• **STATED TASK**
Give, as a bare number, the count of lines that contain the word "строительство".

• **EXERCISE DATA**
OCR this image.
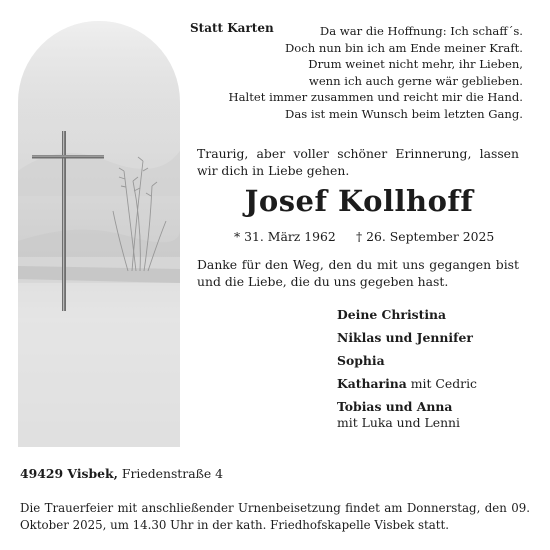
Statt Karten	Da war die Hoffnung: Ich schaff´s.
Doch nun bin ich am Ende meiner Kraft.
Drum weinet nicht mehr, ihr Lieben,
wenn ich auch gerne wär geblieben.
Haltet immer zusammen und reicht mir die Hand.
Das ist mein Wunsch beim letzten Gang.
Traurig, aber voller schöner Erinnerung, lassen wir dich in Liebe gehen.
Josef Kollhoff
* 31. März 1962 † 26. September 2025
Danke für den Weg, den du mit uns gegangen bist und die Liebe, die du uns gegeben hast.
Deine Christina
Niklas und Jennifer
Sophia
Katharina mit Cedric
Tobias und Anna
mit Luka und Lenni
49429 Visbek, Friedenstraße 4
Die Trauerfeier mit anschließender Urnenbeisetzung findet am Donnerstag, den 09. Oktober 2025, um 14.30 Uhr in der kath. Friedhofskapelle Visbek statt.
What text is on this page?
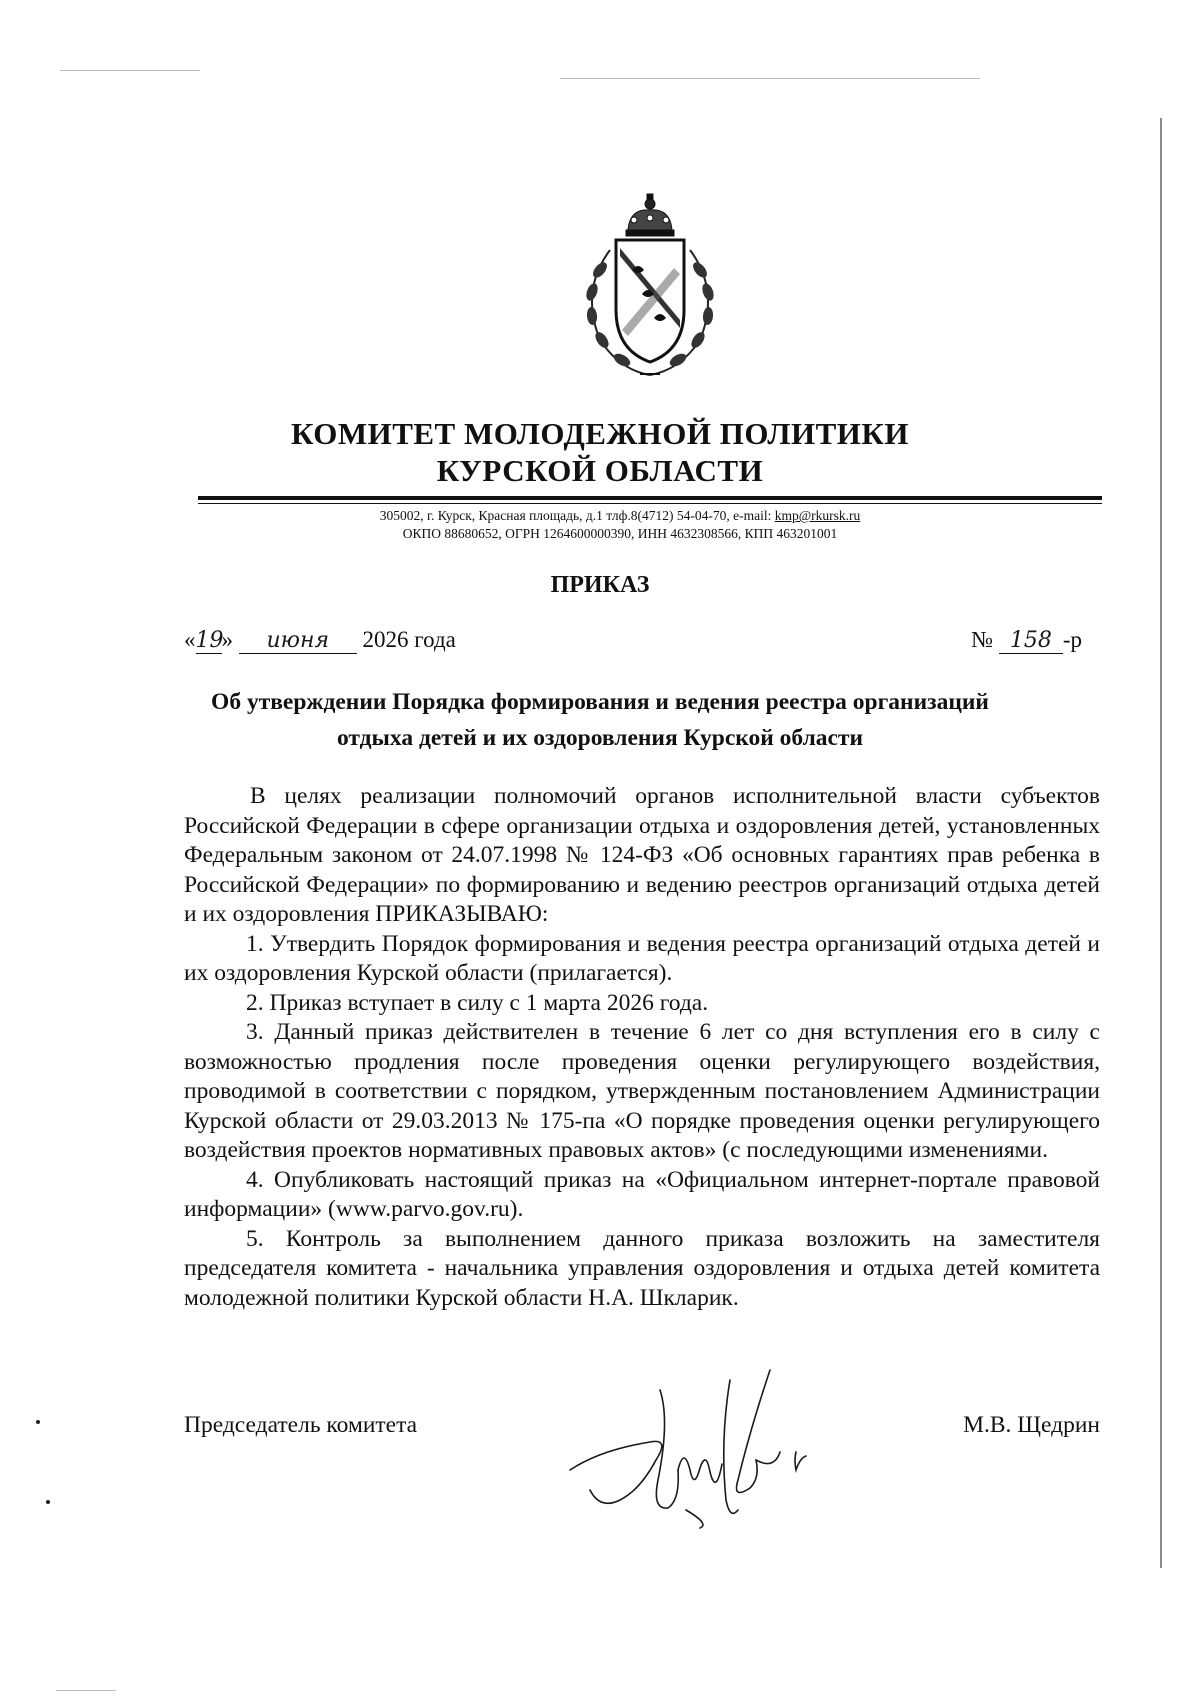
КОМИТЕТ МОЛОДЕЖНОЙ ПОЛИТИКИ
КУРСКОЙ ОБЛАСТИ
305002, г. Курск, Красная площадь, д.1 тлф.8(4712) 54-04-70, e-mail: kmp@rkursk.ru
ОКПО 88680652, ОГРН 1264600000390, ИНН 4632308566, КПП 463201001
ПРИКАЗ
«19» июня 2026 года	№ 158 -р
Об утверждении Порядка формирования и ведения реестра организаций
отдыха детей и их оздоровления Курской области

В целях реализации полномочий органов исполнительной власти субъектов Российской Федерации в сфере организации отдыха и оздоровления детей, установленных Федеральным законом от 24.07.1998 № 124-ФЗ «Об основных гарантиях прав ребенка в Российской Федерации» по формированию и ведению реестров организаций отдыха детей и их оздоровления ПРИКАЗЫВАЮ:

1. Утвердить Порядок формирования и ведения реестра организаций отдыха детей и их оздоровления Курской области (прилагается).

2. Приказ вступает в силу с 1 марта 2026 года.

3. Данный приказ действителен в течение 6 лет со дня вступления его в силу с возможностью продления после проведения оценки регулирующего воздействия, проводимой в соответствии с порядком, утвержденным постановлением Администрации Курской области от 29.03.2013 № 175-па «О порядке проведения оценки регулирующего воздействия проектов нормативных правовых актов» (с последующими изменениями.

4. Опубликовать настоящий приказ на «Официальном интернет-портале правовой информации» (www.parvo.gov.ru).

5. Контроль за выполнением данного приказа возложить на заместителя председателя комитета - начальника управления оздоровления и отдыха детей комитета молодежной политики Курской области Н.А. Шкларик.

Председатель комитета	М.В. Щедрин
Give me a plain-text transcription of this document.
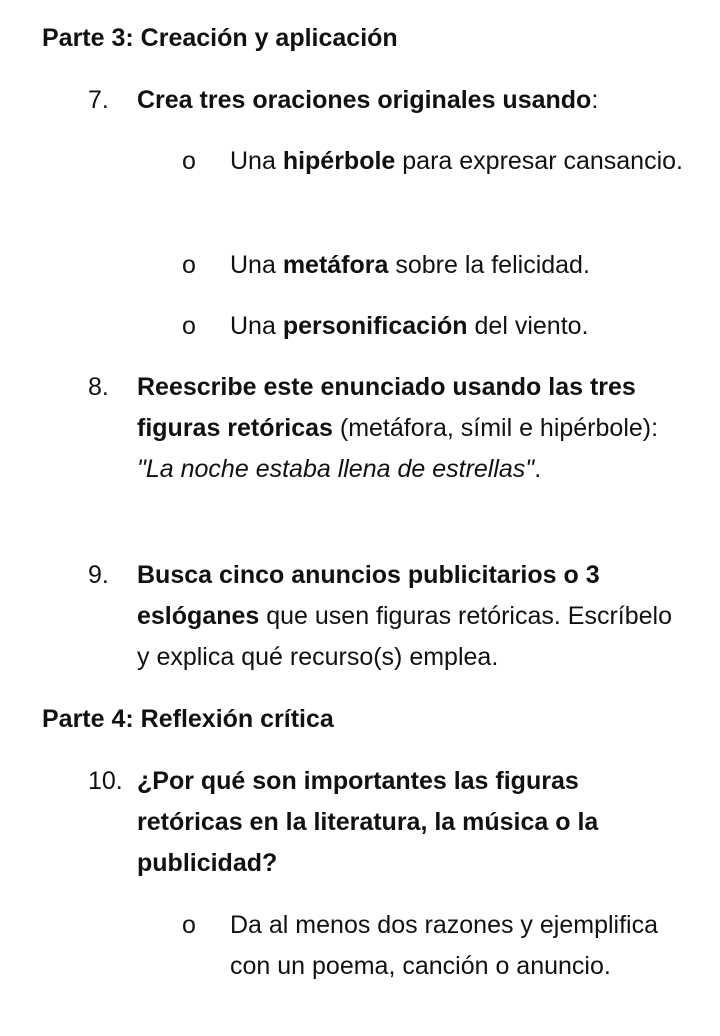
Parte 3: Creación y aplicación
7. Crea tres oraciones originales usando:
o Una hipérbole para expresar cansancio.
o Una metáfora sobre la felicidad.
o Una personificación del viento.
8. Reescribe este enunciado usando las tres figuras retóricas (metáfora, símil e hipérbole):
"La noche estaba llena de estrellas".
9. Busca cinco anuncios publicitarios o 3 eslóganes que usen figuras retóricas. Escríbelo y explica qué recurso(s) emplea.
Parte 4: Reflexión crítica
10. ¿Por qué son importantes las figuras retóricas en la literatura, la música o la publicidad?
o Da al menos dos razones y ejemplifica con un poema, canción o anuncio.
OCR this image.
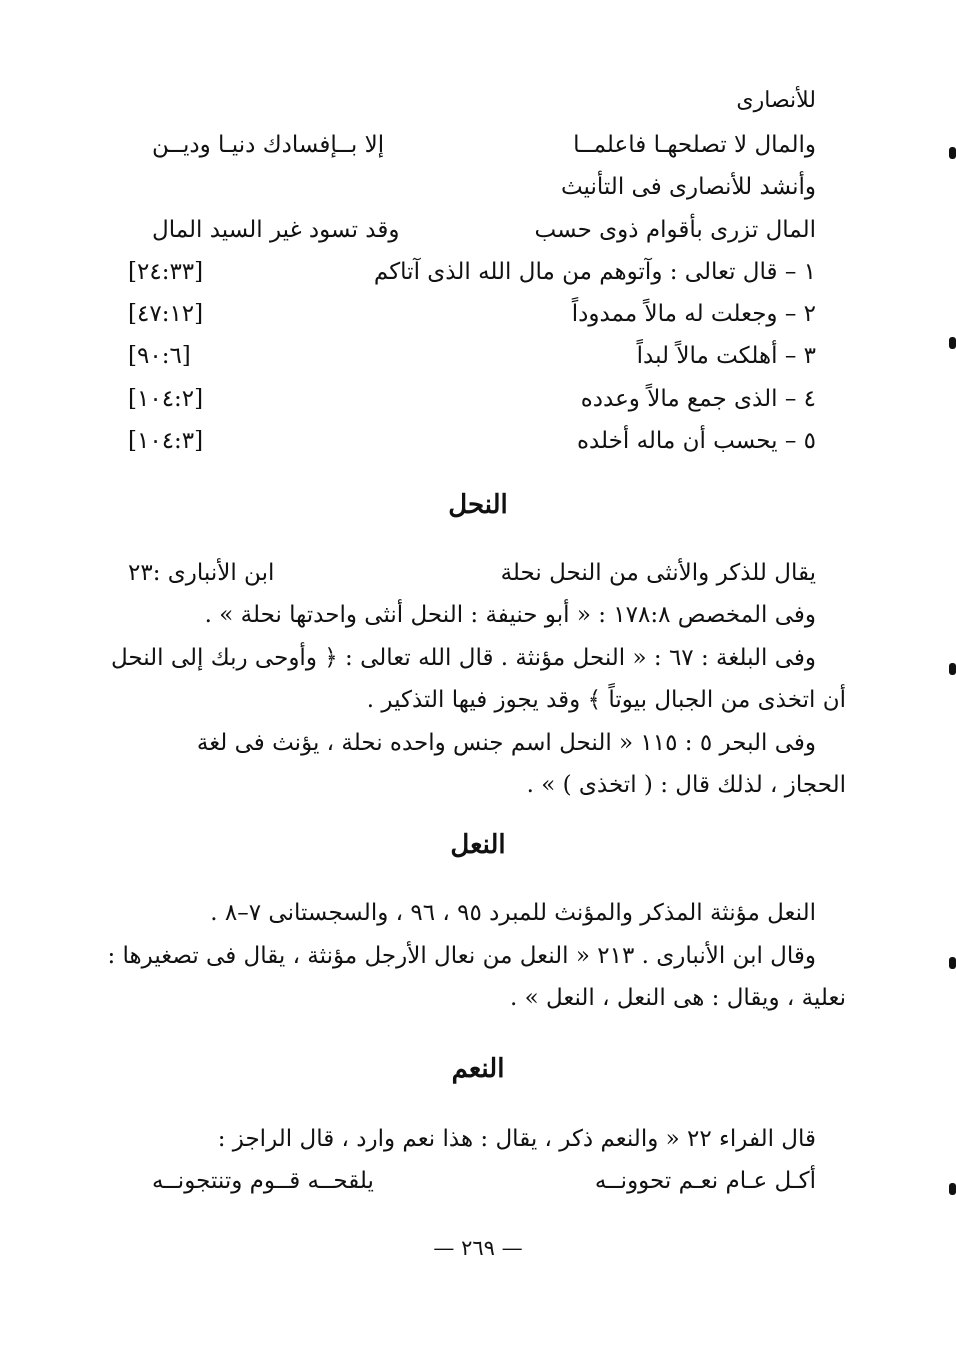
للأنصارى
والمال لا تصلحهـا فاعلمــا
إلا بــإفسادك دنيـا وديــن
وأنشد للأنصارى فى التأنيث
المال تزرى بأقوام ذوى حسب
وقد تسود غير السيد المال
١ – قال تعالى : وآتوهم من مال الله الذى آتاكم
[٢٤:٣٣]
٢ – وجعلت له مالاً ممدوداً
[٤٧:١٢]
٣ – أهلكت مالاً لبداً
[٩٠:٦]
٤ – الذى جمع مالاً وعدده
[١٠٤:٢]
٥ – يحسب أن ماله أخلده
[١٠٤:٣]
النحل
يقال للذكر والأنثى من النحل نحلة
ابن الأنبارى :٢٣
وفى المخصص ١٧٨:٨ : « أبو حنيفة : النحل أنثى واحدتها نحلة » .
وفى البلغة : ٦٧ : « النحل مؤنثة . قال الله تعالى : ﴿ وأوحى ربك إلى النحل
أن اتخذى من الجبال بيوتاً ﴾ وقد يجوز فيها التذكير .
وفى البحر ٥ : ١١٥ « النحل اسم جنس واحده نحلة ، يؤنث فى لغة
الحجاز ، لذلك قال : ( اتخذى ) » .
النعل
النعل مؤنثة المذكر والمؤنث للمبرد ٩٥ ، ٩٦ ، والسجستانى ٧–٨ .
وقال ابن الأنبارى . ٢١٣ « النعل من نعال الأرجل مؤنثة ، يقال فى تصغيرها :
نعلية ، ويقال : هى النعل ، النعل » .
النعم
قال الفراء ٢٢ « والنعم ذكر ، يقال : هذا نعم وارد ، قال الراجز :
أكـل عـام نعـم تحوونــه
يلقحــه قــوم وتنتجونــه
— ٢٦٩ —
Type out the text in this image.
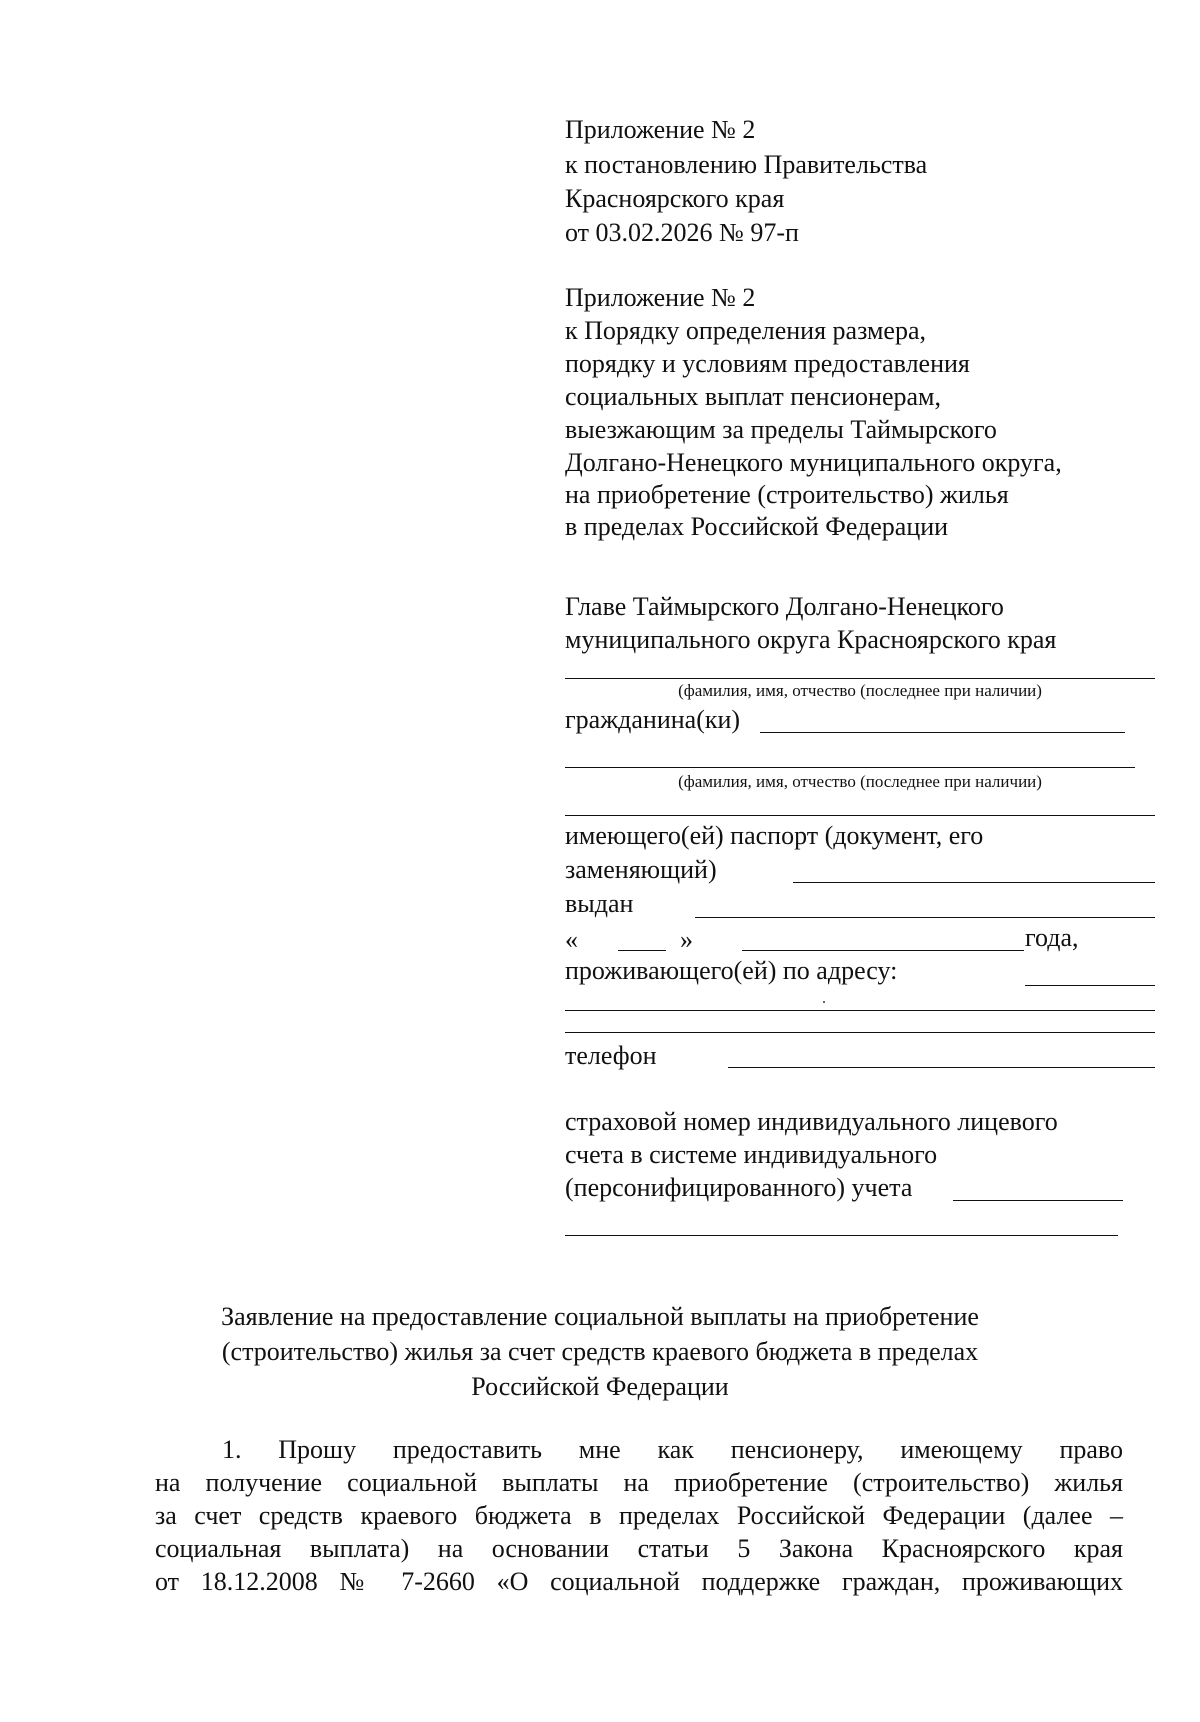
Приложение № 2
к постановлению Правительства
Красноярского края
от 03.02.2026 № 97-п
Приложение № 2
к Порядку определения размера,
порядку и условиям предоставления
социальных выплат пенсионерам,
выезжающим за пределы Таймырского
Долгано-Ненецкого муниципального округа,
на приобретение (строительство) жилья
в пределах Российской Федерации
Главе Таймырского Долгано-Ненецкого
муниципального округа Красноярского края
(фамилия, имя, отчество (последнее при наличии)
гражданина(ки)
(фамилия, имя, отчество (последнее при наличии)
имеющего(ей) паспорт (документ, его
заменяющий)
выдан
«	»	года,
проживающего(ей) по адресу:
телефон
страховой номер индивидуального лицевого
счета в системе индивидуального
(персонифицированного) учета
Заявление на предоставление социальной выплаты на приобретение
(строительство) жилья за счет средств краевого бюджета в пределах
Российской Федерации
1. Прошу предоставить мне как пенсионеру, имеющему право
на получение социальной выплаты на приобретение (строительство) жилья
за счет средств краевого бюджета в пределах Российской Федерации (далее –
социальная выплата) на основании статьи 5 Закона Красноярского края
от 18.12.2008 № 7-2660 «О социальной поддержке граждан, проживающих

• **EXERCISE ANSWER**
3